#### EXERCISE MATERIALS
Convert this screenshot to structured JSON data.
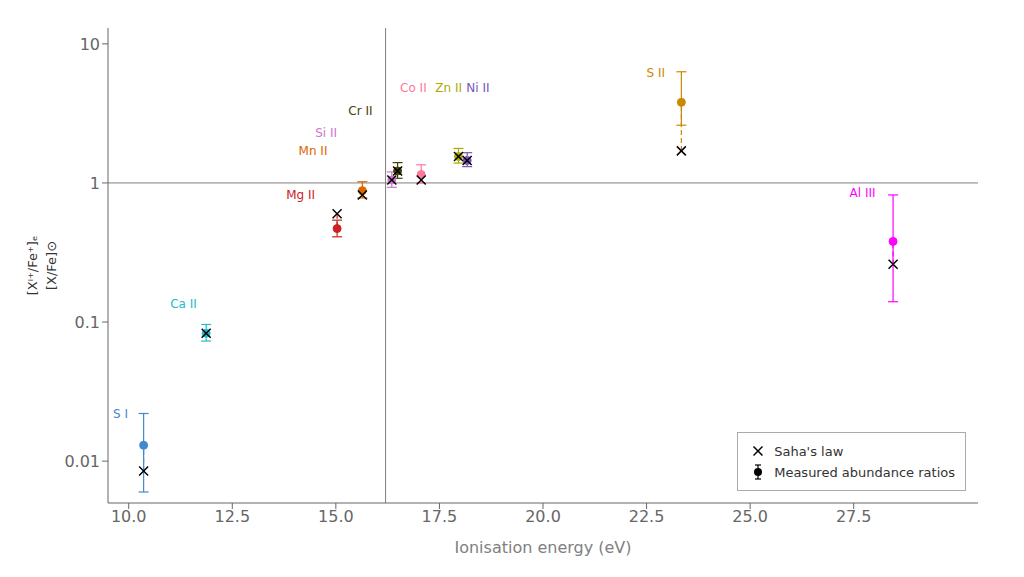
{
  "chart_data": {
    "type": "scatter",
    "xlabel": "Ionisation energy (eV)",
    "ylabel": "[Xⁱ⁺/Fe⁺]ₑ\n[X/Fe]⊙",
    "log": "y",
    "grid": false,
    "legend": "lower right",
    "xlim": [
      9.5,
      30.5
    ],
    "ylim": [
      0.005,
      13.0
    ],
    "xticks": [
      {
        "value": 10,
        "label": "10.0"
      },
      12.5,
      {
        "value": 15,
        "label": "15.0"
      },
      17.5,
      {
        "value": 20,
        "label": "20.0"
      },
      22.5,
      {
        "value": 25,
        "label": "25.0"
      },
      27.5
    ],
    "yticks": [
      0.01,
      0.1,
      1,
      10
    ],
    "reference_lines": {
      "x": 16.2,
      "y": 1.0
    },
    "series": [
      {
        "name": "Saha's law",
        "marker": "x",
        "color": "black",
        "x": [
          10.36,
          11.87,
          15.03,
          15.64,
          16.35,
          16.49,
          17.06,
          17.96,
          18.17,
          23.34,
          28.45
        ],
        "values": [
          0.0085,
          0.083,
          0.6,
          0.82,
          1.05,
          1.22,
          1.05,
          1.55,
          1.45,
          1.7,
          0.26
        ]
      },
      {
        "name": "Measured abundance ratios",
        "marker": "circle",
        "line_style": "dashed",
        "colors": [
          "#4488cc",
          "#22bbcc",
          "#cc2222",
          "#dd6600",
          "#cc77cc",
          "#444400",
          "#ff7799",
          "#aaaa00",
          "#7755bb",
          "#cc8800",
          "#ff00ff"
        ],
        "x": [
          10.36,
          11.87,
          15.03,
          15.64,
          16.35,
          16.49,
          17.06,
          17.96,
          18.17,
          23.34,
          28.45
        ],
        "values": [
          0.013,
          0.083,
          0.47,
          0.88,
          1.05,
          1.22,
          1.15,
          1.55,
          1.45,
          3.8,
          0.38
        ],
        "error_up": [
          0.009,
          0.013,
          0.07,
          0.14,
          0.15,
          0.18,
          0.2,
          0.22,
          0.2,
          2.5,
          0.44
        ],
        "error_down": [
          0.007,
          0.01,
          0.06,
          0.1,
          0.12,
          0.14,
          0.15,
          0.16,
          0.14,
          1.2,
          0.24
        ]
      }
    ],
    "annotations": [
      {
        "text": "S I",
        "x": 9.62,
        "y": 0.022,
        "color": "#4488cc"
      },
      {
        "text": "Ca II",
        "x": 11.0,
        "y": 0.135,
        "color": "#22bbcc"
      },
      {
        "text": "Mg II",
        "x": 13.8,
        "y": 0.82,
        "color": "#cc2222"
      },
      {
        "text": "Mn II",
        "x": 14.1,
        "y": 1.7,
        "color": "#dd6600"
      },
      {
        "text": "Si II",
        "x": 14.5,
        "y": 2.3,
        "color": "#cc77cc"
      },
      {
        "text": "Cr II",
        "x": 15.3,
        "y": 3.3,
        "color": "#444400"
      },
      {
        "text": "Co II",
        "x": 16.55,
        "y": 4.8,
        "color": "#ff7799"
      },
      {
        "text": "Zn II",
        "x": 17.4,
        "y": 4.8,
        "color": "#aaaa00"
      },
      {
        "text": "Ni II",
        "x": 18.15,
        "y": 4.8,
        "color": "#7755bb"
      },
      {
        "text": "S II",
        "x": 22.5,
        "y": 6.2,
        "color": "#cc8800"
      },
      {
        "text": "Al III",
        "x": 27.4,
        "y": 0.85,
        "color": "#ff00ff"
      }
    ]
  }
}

#### AIM
Write the listing out a second time exactly, dropping all images.

#### ANSWER
Convert this screenshot to structured JSON data.
{
  "chart_data": {
    "type": "scatter",
    "xlabel": "Ionisation energy (eV)",
    "ylabel": "[Xⁱ⁺/Fe⁺]ₑ\n[X/Fe]⊙",
    "log": "y",
    "grid": false,
    "legend": "lower right",
    "xlim": [
      9.5,
      30.5
    ],
    "ylim": [
      0.005,
      13.0
    ],
    "xticks": [
      {
        "value": 10,
        "label": "10.0"
      },
      12.5,
      {
        "value": 15,
        "label": "15.0"
      },
      17.5,
      {
        "value": 20,
        "label": "20.0"
      },
      22.5,
      {
        "value": 25,
        "label": "25.0"
      },
      27.5
    ],
    "yticks": [
      0.01,
      0.1,
      1,
      10
    ],
    "reference_lines": {
      "x": 16.2,
      "y": 1.0
    },
    "series": [
      {
        "name": "Saha's law",
        "marker": "x",
        "color": "black",
        "x": [
          10.36,
          11.87,
          15.03,
          15.64,
          16.35,
          16.49,
          17.06,
          17.96,
          18.17,
          23.34,
          28.45
        ],
        "values": [
          0.0085,
          0.083,
          0.6,
          0.82,
          1.05,
          1.22,
          1.05,
          1.55,
          1.45,
          1.7,
          0.26
        ]
      },
      {
        "name": "Measured abundance ratios",
        "marker": "circle",
        "line_style": "dashed",
        "colors": [
          "#4488cc",
          "#22bbcc",
          "#cc2222",
          "#dd6600",
          "#cc77cc",
          "#444400",
          "#ff7799",
          "#aaaa00",
          "#7755bb",
          "#cc8800",
          "#ff00ff"
        ],
        "x": [
          10.36,
          11.87,
          15.03,
          15.64,
          16.35,
          16.49,
          17.06,
          17.96,
          18.17,
          23.34,
          28.45
        ],
        "values": [
          0.013,
          0.083,
          0.47,
          0.88,
          1.05,
          1.22,
          1.15,
          1.55,
          1.45,
          3.8,
          0.38
        ],
        "error_up": [
          0.009,
          0.013,
          0.07,
          0.14,
          0.15,
          0.18,
          0.2,
          0.22,
          0.2,
          2.5,
          0.44
        ],
        "error_down": [
          0.007,
          0.01,
          0.06,
          0.1,
          0.12,
          0.14,
          0.15,
          0.16,
          0.14,
          1.2,
          0.24
        ]
      }
    ],
    "annotations": [
      {
        "text": "S I",
        "x": 9.62,
        "y": 0.022,
        "color": "#4488cc"
      },
      {
        "text": "Ca II",
        "x": 11.0,
        "y": 0.135,
        "color": "#22bbcc"
      },
      {
        "text": "Mg II",
        "x": 13.8,
        "y": 0.82,
        "color": "#cc2222"
      },
      {
        "text": "Mn II",
        "x": 14.1,
        "y": 1.7,
        "color": "#dd6600"
      },
      {
        "text": "Si II",
        "x": 14.5,
        "y": 2.3,
        "color": "#cc77cc"
      },
      {
        "text": "Cr II",
        "x": 15.3,
        "y": 3.3,
        "color": "#444400"
      },
      {
        "text": "Co II",
        "x": 16.55,
        "y": 4.8,
        "color": "#ff7799"
      },
      {
        "text": "Zn II",
        "x": 17.4,
        "y": 4.8,
        "color": "#aaaa00"
      },
      {
        "text": "Ni II",
        "x": 18.15,
        "y": 4.8,
        "color": "#7755bb"
      },
      {
        "text": "S II",
        "x": 22.5,
        "y": 6.2,
        "color": "#cc8800"
      },
      {
        "text": "Al III",
        "x": 27.4,
        "y": 0.85,
        "color": "#ff00ff"
      }
    ]
  }
}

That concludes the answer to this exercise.